(SET TASK) Write out the entire listing below exactly, with the pictures left out.

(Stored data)
----

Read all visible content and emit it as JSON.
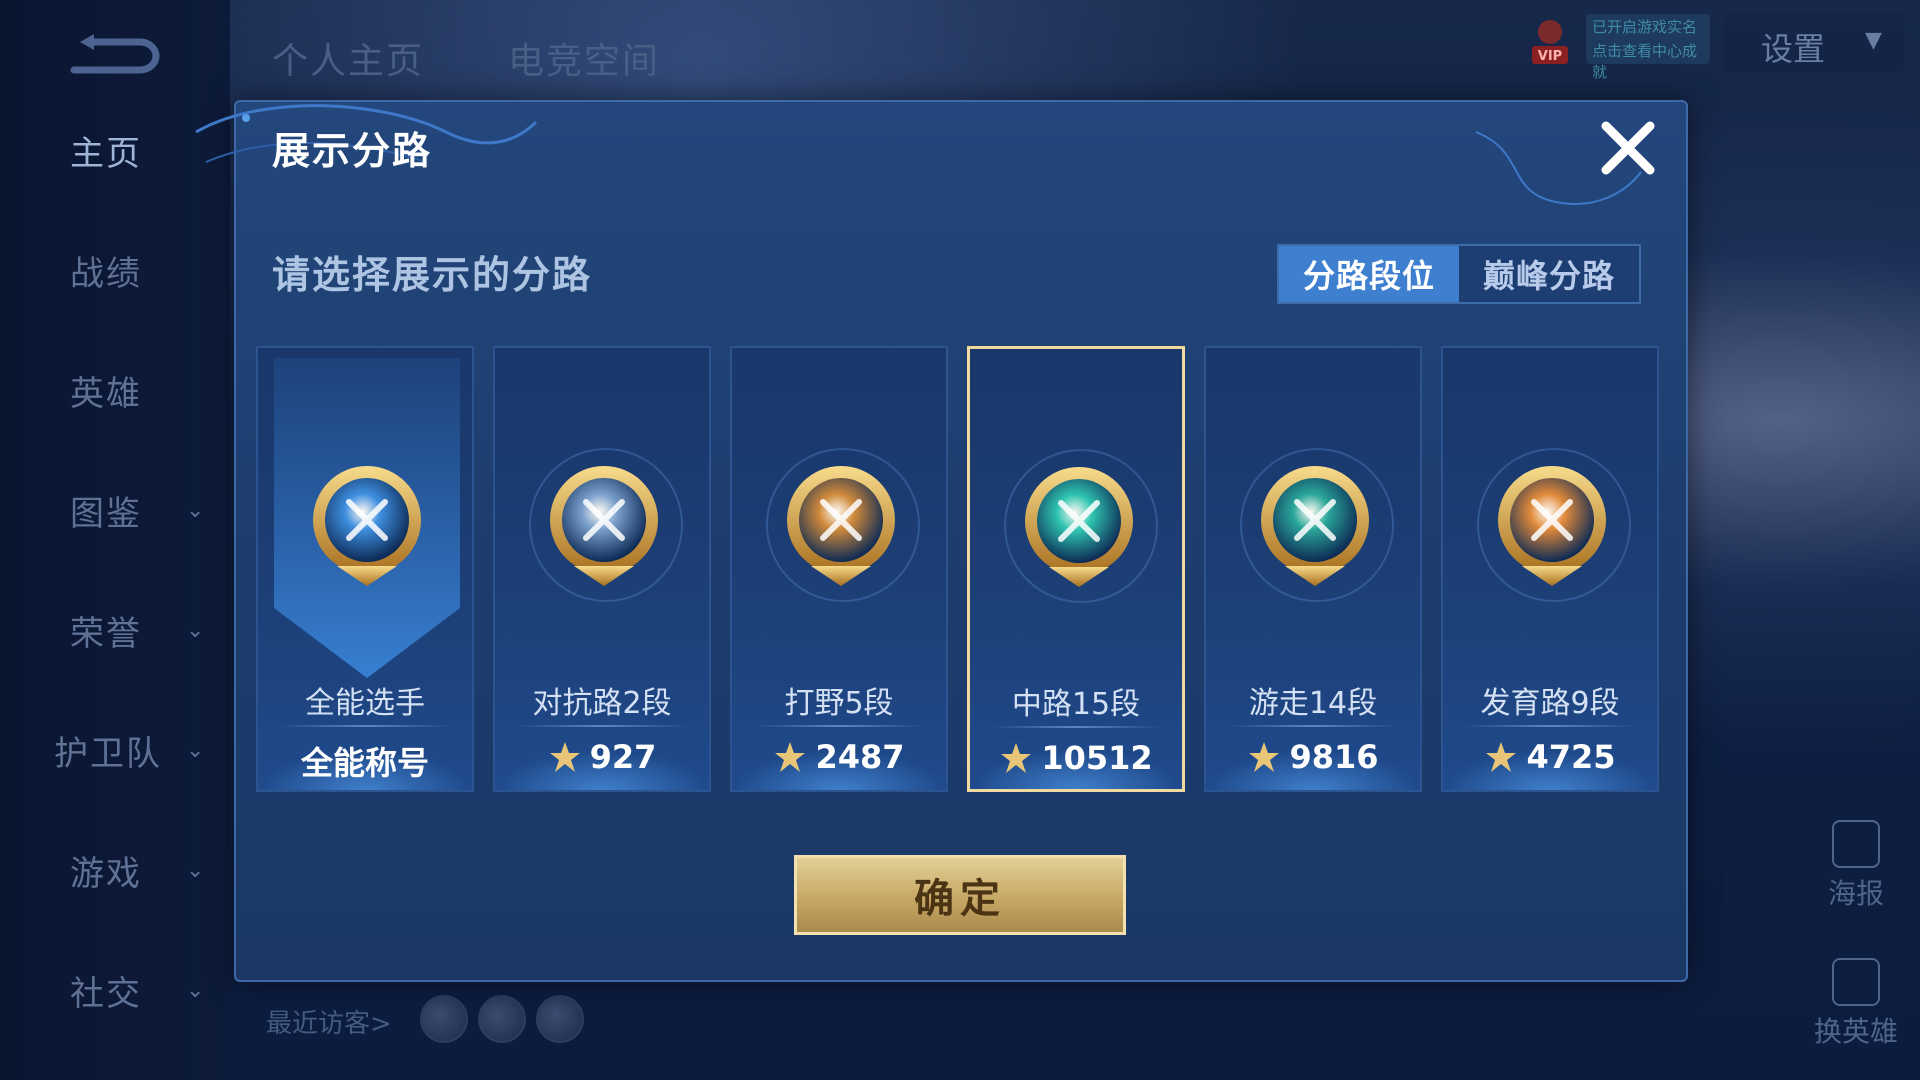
{
  "sidebar": {
    "items": [
      {
        "label": "主页",
        "has_chevron": false,
        "active": true
      },
      {
        "label": "战绩",
        "has_chevron": false,
        "active": false
      },
      {
        "label": "英雄",
        "has_chevron": false,
        "active": false
      },
      {
        "label": "图鉴",
        "has_chevron": true,
        "active": false
      },
      {
        "label": "荣誉",
        "has_chevron": true,
        "active": false
      },
      {
        "label": "护卫队",
        "has_chevron": true,
        "active": false
      },
      {
        "label": "游戏",
        "has_chevron": true,
        "active": false
      },
      {
        "label": "社交",
        "has_chevron": true,
        "active": false
      }
    ]
  },
  "topbar": {
    "tabs": [
      "个人主页",
      "电竞空间"
    ],
    "settings_label": "设置",
    "vip_label": "VIP",
    "vip_note_line1": "已开启游戏实名",
    "vip_note_line2": "点击查看中心成就"
  },
  "bottom": {
    "recent_visitors": "最近访客>",
    "poster_label": "海报",
    "switch_hero_label": "换英雄"
  },
  "dialog": {
    "title": "展示分路",
    "prompt": "请选择展示的分路",
    "tabs": [
      {
        "label": "分路段位",
        "active": true
      },
      {
        "label": "巅峰分路",
        "active": false
      }
    ],
    "confirm_label": "确定"
  },
  "lanes": [
    {
      "name": "全能选手",
      "value": "全能称号",
      "emblem": "all-round-emblem-icon",
      "color": "#3f8fe0",
      "selected": false,
      "show_star": false
    },
    {
      "name": "对抗路2段",
      "value": "927",
      "emblem": "clash-lane-emblem-icon",
      "color": "#7aa0cc",
      "selected": false,
      "show_star": true
    },
    {
      "name": "打野5段",
      "value": "2487",
      "emblem": "jungle-emblem-icon",
      "color": "#d08a3a",
      "selected": false,
      "show_star": true
    },
    {
      "name": "中路15段",
      "value": "10512",
      "emblem": "mid-lane-emblem-icon",
      "color": "#2fc4b0",
      "selected": true,
      "show_star": true
    },
    {
      "name": "游走14段",
      "value": "9816",
      "emblem": "roam-emblem-icon",
      "color": "#2aa79a",
      "selected": false,
      "show_star": true
    },
    {
      "name": "发育路9段",
      "value": "4725",
      "emblem": "farm-lane-emblem-icon",
      "color": "#e08a3a",
      "selected": false,
      "show_star": true
    }
  ]
}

----

(FINISHED ANSWER)
Read all visible content and emit it as JSON.
{
  "sidebar": {
    "items": [
      {
        "label": "主页",
        "has_chevron": false,
        "active": true
      },
      {
        "label": "战绩",
        "has_chevron": false,
        "active": false
      },
      {
        "label": "英雄",
        "has_chevron": false,
        "active": false
      },
      {
        "label": "图鉴",
        "has_chevron": true,
        "active": false
      },
      {
        "label": "荣誉",
        "has_chevron": true,
        "active": false
      },
      {
        "label": "护卫队",
        "has_chevron": true,
        "active": false
      },
      {
        "label": "游戏",
        "has_chevron": true,
        "active": false
      },
      {
        "label": "社交",
        "has_chevron": true,
        "active": false
      }
    ]
  },
  "topbar": {
    "tabs": [
      "个人主页",
      "电竞空间"
    ],
    "settings_label": "设置",
    "vip_label": "VIP",
    "vip_note_line1": "已开启游戏实名",
    "vip_note_line2": "点击查看中心成就"
  },
  "bottom": {
    "recent_visitors": "最近访客>",
    "poster_label": "海报",
    "switch_hero_label": "换英雄"
  },
  "dialog": {
    "title": "展示分路",
    "prompt": "请选择展示的分路",
    "tabs": [
      {
        "label": "分路段位",
        "active": true
      },
      {
        "label": "巅峰分路",
        "active": false
      }
    ],
    "confirm_label": "确定"
  },
  "lanes": [
    {
      "name": "全能选手",
      "value": "全能称号",
      "emblem": "all-round-emblem-icon",
      "color": "#3f8fe0",
      "selected": false,
      "show_star": false
    },
    {
      "name": "对抗路2段",
      "value": "927",
      "emblem": "clash-lane-emblem-icon",
      "color": "#7aa0cc",
      "selected": false,
      "show_star": true
    },
    {
      "name": "打野5段",
      "value": "2487",
      "emblem": "jungle-emblem-icon",
      "color": "#d08a3a",
      "selected": false,
      "show_star": true
    },
    {
      "name": "中路15段",
      "value": "10512",
      "emblem": "mid-lane-emblem-icon",
      "color": "#2fc4b0",
      "selected": true,
      "show_star": true
    },
    {
      "name": "游走14段",
      "value": "9816",
      "emblem": "roam-emblem-icon",
      "color": "#2aa79a",
      "selected": false,
      "show_star": true
    },
    {
      "name": "发育路9段",
      "value": "4725",
      "emblem": "farm-lane-emblem-icon",
      "color": "#e08a3a",
      "selected": false,
      "show_star": true
    }
  ]
}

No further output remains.